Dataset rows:
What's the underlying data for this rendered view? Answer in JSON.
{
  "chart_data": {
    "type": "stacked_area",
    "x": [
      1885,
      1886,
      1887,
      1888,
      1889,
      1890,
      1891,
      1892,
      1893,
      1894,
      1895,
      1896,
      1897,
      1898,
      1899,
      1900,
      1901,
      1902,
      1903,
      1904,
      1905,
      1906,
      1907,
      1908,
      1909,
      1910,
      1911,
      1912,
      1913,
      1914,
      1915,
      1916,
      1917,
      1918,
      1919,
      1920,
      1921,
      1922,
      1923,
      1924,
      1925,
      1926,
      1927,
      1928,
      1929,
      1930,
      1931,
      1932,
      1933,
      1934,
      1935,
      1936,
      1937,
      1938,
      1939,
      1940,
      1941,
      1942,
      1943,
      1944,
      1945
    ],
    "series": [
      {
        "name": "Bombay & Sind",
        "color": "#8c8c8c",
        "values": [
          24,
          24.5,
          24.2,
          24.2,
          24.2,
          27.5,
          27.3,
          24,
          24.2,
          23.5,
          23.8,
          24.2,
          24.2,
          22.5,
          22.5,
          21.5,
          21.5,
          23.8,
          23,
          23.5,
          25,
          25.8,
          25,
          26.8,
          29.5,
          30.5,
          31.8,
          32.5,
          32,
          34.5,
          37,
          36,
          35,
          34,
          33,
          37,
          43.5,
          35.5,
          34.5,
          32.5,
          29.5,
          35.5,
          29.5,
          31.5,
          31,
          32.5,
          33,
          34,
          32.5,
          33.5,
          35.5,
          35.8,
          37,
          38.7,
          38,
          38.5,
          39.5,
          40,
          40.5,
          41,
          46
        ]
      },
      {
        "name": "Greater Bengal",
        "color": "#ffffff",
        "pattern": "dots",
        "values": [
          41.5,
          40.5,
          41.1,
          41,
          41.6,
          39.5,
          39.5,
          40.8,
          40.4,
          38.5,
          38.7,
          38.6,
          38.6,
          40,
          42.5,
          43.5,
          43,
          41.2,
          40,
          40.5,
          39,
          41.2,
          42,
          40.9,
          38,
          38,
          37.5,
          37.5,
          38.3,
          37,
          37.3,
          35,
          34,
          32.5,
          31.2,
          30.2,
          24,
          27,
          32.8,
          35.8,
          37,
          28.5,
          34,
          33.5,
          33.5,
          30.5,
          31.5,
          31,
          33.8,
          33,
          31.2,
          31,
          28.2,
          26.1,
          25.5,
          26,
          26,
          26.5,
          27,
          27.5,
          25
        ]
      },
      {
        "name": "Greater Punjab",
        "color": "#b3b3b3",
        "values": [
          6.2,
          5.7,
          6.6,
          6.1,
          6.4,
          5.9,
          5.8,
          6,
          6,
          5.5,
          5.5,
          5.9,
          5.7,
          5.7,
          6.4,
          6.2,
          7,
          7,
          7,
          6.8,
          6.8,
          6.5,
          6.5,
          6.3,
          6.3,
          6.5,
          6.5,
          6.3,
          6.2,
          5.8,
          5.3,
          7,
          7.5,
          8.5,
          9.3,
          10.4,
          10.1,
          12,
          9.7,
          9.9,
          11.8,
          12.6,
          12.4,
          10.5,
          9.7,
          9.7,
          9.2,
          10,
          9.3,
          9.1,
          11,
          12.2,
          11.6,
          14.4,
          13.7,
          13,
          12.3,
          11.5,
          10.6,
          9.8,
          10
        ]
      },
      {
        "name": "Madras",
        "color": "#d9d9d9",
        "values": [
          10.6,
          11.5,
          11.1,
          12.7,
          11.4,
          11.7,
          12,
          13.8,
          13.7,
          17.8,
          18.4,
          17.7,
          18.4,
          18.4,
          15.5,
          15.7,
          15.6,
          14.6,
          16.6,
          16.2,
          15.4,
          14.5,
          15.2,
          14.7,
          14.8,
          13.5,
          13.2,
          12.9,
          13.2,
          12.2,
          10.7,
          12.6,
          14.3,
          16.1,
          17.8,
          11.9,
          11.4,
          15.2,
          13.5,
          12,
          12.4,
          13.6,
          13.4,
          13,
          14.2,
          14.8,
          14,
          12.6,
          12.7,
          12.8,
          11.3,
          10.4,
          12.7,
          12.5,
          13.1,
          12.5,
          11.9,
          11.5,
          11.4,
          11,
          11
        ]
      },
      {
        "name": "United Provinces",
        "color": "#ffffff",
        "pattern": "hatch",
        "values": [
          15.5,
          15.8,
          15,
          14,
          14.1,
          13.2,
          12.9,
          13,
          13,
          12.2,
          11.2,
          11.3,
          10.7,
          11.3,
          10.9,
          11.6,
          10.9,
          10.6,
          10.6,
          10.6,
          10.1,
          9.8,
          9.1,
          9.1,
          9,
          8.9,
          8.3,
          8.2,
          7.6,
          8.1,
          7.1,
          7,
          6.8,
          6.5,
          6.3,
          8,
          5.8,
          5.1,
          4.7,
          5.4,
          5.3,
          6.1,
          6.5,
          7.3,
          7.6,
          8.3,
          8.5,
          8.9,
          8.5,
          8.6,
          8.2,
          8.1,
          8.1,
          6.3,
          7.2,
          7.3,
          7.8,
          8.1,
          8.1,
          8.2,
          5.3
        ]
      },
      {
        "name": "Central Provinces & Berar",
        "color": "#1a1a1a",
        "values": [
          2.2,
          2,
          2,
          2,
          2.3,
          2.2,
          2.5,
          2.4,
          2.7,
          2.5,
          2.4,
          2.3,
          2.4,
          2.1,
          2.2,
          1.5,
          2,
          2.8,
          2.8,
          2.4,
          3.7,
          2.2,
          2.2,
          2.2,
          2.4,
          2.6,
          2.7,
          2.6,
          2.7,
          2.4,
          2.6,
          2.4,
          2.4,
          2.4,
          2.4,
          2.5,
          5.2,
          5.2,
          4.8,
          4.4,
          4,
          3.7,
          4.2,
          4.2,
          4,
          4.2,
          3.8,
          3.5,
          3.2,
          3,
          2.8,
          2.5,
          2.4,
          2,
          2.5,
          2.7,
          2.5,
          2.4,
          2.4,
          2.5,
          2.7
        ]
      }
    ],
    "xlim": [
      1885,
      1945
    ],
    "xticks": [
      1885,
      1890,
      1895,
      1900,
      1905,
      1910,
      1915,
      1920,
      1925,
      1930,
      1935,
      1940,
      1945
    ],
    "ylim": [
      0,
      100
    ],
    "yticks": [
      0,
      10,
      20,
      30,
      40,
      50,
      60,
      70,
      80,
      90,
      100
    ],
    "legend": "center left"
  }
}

Task details
Across the entries above, how many lines contain "name"? Provide only the count.

Result for this exercise
6